**DIRECTION**
Please filter the collected data below and copy out each line that contains the string "request".

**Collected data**
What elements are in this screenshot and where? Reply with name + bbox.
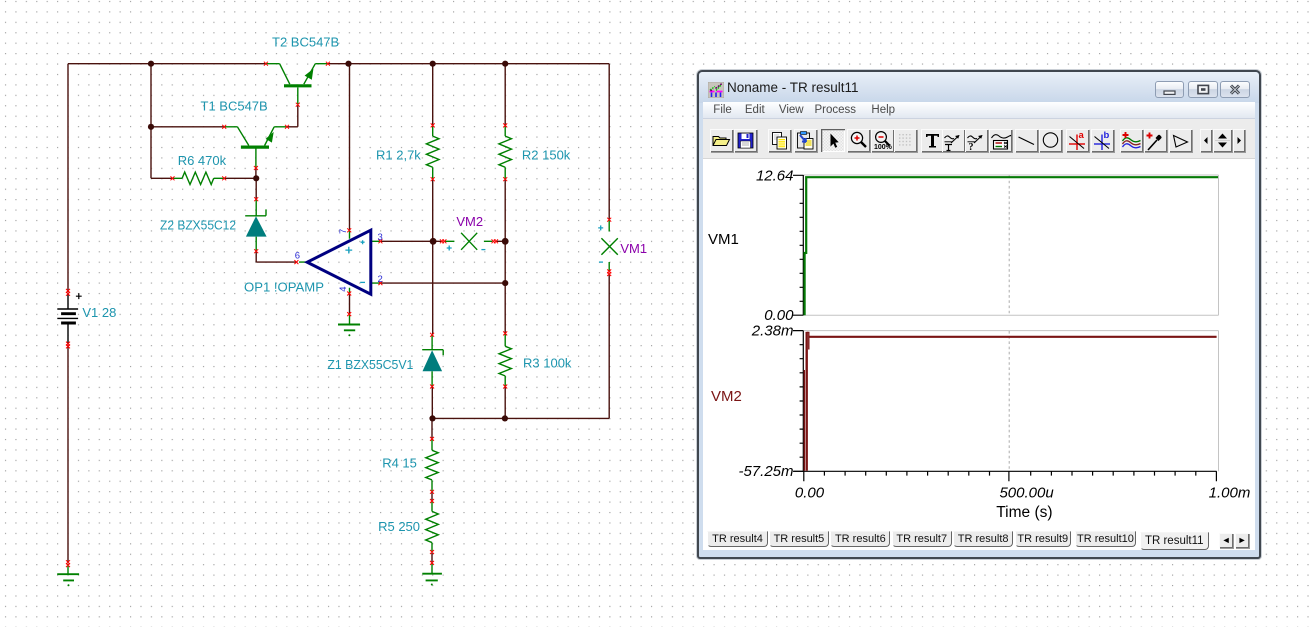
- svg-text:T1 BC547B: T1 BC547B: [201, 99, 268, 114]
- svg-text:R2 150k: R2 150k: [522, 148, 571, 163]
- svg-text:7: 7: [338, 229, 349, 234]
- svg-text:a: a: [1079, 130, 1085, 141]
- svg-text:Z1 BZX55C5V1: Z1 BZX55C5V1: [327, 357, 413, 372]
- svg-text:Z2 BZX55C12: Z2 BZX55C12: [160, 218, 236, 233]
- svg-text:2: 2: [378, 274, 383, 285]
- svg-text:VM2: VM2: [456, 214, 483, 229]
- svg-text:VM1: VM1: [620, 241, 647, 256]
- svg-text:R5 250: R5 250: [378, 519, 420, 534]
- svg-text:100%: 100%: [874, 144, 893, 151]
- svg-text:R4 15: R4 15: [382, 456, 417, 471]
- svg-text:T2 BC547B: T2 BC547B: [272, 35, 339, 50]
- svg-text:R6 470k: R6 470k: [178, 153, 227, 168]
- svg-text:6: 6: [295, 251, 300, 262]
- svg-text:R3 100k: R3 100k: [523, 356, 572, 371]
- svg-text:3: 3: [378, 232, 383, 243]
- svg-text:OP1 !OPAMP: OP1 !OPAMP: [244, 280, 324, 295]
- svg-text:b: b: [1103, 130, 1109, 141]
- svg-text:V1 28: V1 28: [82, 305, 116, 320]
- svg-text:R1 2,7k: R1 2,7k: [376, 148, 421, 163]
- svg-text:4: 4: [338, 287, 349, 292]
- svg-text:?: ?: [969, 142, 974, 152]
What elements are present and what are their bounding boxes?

---

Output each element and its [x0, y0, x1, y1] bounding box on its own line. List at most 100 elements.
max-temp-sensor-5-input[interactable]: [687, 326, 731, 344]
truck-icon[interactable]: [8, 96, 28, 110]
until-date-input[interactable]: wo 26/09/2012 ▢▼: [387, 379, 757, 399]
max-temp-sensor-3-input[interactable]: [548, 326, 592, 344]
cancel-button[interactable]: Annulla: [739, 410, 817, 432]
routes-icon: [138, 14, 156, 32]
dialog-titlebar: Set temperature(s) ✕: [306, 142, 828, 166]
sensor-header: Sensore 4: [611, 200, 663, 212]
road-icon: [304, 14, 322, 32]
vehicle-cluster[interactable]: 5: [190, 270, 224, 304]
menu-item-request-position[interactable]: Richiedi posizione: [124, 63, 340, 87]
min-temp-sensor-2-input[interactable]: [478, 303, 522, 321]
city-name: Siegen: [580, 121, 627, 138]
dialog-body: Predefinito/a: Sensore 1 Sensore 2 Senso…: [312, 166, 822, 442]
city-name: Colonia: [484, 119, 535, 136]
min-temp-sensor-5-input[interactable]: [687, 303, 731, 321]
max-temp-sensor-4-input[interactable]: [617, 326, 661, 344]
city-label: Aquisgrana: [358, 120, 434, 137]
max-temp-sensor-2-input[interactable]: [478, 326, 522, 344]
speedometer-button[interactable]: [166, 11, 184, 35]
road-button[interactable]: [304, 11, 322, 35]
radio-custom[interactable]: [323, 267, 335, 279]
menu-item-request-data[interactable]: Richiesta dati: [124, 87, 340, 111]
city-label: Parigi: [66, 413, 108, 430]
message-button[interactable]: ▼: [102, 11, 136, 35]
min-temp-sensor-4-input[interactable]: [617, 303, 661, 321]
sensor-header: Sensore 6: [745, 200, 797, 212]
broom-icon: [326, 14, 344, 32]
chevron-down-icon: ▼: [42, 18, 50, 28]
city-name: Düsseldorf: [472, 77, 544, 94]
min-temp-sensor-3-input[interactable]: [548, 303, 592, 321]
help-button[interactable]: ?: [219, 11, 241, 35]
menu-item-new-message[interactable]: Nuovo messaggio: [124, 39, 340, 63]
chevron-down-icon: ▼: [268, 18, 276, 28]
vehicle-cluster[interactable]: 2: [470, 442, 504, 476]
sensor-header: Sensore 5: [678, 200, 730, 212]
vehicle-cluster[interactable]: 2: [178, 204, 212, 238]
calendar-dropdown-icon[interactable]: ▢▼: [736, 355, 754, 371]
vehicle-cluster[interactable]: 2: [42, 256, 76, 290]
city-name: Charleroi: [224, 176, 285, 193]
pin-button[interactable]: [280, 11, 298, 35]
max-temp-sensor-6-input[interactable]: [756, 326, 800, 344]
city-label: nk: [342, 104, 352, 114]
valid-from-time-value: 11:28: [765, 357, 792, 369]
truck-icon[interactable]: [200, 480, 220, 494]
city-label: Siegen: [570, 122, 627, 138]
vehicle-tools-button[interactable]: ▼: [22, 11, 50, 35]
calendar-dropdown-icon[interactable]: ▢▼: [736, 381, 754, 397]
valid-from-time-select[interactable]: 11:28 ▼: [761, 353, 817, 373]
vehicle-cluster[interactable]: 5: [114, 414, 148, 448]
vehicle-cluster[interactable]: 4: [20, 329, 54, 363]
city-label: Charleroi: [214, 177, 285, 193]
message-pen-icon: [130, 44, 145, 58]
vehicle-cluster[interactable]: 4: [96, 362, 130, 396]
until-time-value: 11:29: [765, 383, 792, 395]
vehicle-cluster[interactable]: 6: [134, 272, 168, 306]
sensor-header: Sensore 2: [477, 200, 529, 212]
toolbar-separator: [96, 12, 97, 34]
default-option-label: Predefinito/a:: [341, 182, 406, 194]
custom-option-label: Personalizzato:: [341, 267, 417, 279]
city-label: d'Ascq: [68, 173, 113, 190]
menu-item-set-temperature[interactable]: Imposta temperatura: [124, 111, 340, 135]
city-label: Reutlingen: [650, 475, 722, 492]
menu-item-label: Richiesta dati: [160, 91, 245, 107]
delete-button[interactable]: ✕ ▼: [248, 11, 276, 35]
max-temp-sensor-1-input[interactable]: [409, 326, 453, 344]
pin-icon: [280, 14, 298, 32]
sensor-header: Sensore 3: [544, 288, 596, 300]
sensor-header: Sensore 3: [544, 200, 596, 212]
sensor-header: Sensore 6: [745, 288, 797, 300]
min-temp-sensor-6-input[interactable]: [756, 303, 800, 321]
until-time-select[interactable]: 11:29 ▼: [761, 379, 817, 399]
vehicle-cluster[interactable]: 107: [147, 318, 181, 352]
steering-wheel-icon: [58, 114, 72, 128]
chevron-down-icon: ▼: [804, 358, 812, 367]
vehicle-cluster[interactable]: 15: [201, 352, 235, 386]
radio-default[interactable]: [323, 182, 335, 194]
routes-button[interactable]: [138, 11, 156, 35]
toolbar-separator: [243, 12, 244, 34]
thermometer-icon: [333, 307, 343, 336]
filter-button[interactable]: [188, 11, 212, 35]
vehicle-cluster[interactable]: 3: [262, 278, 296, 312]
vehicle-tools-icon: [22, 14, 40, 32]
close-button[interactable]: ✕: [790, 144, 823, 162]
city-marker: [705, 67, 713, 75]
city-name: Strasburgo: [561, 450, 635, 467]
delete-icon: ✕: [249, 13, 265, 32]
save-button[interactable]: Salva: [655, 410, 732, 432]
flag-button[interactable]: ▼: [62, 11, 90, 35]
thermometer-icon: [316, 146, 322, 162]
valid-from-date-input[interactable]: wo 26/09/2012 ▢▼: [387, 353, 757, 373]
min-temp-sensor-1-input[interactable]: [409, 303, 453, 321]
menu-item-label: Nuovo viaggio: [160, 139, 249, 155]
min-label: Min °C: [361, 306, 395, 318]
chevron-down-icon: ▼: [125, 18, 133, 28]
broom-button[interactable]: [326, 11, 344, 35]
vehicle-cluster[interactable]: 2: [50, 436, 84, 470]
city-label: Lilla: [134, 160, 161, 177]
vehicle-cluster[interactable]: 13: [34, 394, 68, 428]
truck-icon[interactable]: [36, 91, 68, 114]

**COMPLETED TASK**
menu-item-request-position[interactable]: Richiedi posizione: [124, 63, 340, 87]
menu-item-request-data[interactable]: Richiesta dati: [124, 87, 340, 111]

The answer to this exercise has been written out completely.